Copy each line of the material below that includes the string "множество".

- [DATA ENTRIES]:
···
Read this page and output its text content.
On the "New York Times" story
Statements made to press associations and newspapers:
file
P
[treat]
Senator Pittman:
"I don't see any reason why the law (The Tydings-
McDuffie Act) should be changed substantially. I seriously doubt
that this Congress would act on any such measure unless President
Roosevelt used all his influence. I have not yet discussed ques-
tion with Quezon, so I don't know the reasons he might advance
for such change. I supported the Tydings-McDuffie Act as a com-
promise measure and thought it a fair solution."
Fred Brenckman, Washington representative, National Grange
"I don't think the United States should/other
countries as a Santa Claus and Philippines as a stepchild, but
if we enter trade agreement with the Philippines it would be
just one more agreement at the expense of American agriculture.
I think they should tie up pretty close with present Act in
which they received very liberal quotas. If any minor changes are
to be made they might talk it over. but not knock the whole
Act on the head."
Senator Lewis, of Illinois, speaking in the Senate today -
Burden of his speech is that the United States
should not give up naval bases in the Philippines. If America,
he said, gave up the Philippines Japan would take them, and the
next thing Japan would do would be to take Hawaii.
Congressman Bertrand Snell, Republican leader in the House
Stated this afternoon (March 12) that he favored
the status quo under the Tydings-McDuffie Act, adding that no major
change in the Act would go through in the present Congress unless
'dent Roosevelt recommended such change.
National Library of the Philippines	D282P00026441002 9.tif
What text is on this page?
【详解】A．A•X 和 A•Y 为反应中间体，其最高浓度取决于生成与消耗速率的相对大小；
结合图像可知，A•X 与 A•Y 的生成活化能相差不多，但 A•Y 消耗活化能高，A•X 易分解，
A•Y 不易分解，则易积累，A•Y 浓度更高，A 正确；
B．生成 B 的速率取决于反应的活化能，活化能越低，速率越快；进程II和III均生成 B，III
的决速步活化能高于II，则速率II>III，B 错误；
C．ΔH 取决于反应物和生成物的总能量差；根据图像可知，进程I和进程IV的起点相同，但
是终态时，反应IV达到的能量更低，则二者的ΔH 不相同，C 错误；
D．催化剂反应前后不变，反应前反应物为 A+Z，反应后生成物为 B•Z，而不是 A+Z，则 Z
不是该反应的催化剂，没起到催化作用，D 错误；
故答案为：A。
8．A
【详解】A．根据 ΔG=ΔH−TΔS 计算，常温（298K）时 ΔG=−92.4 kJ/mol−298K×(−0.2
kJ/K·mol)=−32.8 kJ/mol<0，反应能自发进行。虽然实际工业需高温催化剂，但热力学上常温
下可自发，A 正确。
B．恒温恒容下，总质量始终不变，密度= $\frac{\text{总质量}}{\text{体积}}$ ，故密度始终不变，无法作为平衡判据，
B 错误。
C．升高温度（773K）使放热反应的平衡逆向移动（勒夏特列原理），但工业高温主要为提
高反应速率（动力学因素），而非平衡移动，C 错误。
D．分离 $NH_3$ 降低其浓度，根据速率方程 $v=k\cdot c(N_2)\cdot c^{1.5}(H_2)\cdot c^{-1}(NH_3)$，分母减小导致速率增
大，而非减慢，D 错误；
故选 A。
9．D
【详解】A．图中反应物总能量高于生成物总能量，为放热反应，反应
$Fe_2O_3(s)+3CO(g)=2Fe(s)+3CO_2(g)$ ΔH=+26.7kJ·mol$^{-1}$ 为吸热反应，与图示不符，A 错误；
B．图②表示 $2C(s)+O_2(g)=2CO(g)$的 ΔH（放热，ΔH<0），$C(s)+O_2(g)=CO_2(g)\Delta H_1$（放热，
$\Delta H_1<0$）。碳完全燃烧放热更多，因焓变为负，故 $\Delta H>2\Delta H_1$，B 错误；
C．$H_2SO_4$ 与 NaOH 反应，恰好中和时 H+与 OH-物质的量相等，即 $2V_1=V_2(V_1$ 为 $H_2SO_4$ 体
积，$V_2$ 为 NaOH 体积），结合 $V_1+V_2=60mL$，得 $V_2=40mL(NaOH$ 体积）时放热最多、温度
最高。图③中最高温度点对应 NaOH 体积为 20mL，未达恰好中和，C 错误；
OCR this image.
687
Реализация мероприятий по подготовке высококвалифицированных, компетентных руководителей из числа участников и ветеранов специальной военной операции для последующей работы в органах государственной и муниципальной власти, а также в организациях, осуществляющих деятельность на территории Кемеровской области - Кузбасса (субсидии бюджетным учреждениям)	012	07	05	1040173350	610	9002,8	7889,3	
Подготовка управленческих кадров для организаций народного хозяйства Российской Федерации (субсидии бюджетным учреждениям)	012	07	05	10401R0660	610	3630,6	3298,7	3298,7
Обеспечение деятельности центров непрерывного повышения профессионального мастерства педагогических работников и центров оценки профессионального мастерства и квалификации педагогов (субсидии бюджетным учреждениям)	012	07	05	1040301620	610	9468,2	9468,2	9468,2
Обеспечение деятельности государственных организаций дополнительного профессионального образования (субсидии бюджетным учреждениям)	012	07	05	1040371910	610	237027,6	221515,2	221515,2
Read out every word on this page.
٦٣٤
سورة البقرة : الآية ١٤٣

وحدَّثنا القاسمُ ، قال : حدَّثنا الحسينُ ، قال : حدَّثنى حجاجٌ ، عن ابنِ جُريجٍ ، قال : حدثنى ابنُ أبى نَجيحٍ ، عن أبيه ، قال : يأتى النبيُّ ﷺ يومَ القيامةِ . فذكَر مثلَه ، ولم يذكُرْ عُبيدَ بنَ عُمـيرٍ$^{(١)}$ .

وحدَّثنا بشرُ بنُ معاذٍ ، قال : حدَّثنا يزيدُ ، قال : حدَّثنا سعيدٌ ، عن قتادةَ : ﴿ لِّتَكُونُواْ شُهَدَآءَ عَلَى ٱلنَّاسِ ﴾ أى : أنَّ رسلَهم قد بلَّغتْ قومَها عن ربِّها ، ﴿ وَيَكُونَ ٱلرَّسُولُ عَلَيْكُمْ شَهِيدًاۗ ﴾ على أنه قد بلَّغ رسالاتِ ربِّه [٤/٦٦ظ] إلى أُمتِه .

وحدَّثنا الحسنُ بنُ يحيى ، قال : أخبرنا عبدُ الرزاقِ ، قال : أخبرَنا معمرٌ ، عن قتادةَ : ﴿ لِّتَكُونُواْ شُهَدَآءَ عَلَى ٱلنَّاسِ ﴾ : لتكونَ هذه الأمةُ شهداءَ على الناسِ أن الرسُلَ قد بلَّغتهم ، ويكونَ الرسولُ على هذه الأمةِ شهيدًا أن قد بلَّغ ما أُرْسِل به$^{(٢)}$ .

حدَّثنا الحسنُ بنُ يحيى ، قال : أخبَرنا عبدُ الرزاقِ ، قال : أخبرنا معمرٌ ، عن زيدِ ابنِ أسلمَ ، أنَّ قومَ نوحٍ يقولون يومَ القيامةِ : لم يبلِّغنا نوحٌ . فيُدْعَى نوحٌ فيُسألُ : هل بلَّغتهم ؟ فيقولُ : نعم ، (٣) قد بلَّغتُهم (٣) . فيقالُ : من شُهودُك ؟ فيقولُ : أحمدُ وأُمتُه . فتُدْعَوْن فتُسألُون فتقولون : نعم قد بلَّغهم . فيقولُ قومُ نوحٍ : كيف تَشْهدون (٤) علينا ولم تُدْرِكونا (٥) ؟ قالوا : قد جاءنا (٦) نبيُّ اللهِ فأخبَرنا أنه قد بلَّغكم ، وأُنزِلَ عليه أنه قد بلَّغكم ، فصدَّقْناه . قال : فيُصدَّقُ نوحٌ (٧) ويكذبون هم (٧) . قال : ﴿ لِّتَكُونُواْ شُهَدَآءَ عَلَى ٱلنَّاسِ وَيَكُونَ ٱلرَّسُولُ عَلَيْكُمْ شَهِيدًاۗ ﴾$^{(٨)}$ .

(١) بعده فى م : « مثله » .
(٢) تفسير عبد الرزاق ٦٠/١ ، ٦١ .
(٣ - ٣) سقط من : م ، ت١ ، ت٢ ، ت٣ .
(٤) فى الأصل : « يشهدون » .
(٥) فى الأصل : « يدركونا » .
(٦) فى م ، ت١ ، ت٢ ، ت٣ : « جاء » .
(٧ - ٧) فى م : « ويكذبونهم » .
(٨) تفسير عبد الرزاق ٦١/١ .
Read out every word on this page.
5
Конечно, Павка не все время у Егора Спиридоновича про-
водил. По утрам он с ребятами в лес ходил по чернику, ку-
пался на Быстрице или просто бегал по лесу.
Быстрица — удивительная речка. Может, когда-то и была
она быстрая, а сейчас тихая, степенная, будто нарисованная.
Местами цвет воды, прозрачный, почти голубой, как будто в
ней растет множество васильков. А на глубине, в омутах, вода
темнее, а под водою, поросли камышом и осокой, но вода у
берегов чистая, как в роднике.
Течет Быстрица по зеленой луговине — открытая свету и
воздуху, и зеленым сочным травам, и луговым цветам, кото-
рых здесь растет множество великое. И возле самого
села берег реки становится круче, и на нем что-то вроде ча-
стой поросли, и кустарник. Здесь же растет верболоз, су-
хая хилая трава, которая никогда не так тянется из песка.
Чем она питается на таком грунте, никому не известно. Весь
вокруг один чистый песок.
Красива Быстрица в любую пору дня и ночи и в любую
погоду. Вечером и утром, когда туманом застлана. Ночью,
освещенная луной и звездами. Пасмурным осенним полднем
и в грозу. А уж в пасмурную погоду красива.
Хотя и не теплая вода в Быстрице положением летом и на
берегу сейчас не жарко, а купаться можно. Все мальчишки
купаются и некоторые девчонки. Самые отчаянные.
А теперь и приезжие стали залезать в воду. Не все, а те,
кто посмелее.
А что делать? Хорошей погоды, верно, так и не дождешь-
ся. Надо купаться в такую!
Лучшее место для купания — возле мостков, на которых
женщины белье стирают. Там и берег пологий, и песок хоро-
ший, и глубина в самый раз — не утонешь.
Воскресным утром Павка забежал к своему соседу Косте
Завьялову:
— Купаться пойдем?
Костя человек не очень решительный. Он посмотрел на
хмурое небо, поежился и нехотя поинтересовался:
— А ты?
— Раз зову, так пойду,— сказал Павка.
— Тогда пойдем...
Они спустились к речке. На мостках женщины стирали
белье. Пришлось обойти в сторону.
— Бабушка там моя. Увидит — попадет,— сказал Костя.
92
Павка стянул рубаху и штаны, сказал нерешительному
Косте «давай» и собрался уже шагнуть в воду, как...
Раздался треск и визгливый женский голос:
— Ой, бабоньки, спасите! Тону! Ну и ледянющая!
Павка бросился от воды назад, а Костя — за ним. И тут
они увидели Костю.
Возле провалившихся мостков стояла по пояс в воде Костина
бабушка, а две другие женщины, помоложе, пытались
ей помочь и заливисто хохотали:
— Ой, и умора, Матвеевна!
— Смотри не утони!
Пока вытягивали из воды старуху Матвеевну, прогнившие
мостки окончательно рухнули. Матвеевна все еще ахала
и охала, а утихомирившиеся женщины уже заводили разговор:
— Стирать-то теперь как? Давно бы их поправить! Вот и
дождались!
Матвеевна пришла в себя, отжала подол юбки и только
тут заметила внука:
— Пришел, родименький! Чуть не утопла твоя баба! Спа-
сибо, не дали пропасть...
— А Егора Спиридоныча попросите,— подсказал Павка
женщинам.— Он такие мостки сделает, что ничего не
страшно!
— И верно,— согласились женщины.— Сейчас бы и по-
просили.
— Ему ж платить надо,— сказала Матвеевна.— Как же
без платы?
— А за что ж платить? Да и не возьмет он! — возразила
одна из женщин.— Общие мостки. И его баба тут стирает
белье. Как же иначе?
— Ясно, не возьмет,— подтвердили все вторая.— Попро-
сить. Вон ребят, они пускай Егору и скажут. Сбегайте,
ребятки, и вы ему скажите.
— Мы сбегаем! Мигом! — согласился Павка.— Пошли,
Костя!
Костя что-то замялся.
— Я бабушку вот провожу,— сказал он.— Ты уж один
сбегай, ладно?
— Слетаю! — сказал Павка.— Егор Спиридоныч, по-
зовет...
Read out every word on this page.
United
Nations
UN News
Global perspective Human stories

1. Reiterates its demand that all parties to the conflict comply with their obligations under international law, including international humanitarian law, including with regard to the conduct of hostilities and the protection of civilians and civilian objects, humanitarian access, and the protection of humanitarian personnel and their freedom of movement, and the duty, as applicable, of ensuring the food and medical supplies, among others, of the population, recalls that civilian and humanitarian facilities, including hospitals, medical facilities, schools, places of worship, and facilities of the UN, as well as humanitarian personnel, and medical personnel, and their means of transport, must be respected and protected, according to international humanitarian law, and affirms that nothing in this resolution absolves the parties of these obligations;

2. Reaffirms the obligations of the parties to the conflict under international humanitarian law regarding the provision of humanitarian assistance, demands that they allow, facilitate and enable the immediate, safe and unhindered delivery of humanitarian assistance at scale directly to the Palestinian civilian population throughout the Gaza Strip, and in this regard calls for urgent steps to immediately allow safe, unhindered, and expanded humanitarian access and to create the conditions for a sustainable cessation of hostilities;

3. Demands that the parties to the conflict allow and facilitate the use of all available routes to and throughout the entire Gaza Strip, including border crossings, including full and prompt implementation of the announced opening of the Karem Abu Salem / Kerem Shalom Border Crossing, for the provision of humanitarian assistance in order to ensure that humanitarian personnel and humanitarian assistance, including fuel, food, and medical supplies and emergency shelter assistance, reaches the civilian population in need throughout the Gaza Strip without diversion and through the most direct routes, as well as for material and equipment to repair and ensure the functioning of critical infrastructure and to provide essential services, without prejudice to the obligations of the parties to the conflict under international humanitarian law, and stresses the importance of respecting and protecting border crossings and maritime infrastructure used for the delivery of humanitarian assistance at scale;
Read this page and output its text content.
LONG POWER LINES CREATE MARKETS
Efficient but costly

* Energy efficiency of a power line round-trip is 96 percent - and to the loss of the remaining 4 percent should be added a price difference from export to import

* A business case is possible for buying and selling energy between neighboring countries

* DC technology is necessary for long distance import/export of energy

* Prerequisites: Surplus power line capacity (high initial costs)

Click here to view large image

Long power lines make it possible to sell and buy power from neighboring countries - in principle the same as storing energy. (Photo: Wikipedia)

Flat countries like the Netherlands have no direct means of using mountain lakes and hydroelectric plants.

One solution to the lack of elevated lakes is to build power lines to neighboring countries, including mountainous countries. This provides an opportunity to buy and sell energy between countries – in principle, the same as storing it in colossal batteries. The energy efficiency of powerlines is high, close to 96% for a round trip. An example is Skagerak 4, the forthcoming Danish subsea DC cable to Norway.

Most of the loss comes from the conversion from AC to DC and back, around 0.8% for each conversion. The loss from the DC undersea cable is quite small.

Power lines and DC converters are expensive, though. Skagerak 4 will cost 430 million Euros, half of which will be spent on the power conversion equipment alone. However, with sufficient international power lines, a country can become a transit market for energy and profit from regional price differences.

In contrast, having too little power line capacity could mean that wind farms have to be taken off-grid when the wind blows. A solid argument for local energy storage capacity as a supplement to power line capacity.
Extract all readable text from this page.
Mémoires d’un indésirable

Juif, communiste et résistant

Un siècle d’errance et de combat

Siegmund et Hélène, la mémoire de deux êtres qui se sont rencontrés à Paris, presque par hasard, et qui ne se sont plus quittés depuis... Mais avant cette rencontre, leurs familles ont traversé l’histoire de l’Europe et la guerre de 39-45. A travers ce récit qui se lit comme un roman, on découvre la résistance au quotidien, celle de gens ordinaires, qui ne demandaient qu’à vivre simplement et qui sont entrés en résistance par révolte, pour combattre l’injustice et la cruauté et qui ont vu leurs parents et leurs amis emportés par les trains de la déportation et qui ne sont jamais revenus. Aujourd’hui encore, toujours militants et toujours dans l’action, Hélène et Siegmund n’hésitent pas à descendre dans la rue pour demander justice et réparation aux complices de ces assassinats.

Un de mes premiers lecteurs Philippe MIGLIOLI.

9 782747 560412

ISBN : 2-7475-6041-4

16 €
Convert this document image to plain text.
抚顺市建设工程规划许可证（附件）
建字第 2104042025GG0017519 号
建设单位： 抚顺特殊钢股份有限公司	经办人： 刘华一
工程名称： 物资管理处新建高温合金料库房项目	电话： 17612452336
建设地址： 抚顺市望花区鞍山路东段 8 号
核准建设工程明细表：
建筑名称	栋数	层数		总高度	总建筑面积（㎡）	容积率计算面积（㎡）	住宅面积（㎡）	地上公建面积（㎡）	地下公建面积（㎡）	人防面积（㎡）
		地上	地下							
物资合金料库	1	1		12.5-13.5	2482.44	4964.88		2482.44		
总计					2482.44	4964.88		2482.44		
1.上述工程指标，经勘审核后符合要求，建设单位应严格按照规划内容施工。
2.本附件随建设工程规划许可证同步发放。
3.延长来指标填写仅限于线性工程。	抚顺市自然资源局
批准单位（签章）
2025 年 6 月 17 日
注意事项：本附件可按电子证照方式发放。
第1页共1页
···
- [COMPLETE OUTPUT]:
ней растет множество васильков. А на глубине, в омутах, вода
рых здесь растет множество великое. И возле самого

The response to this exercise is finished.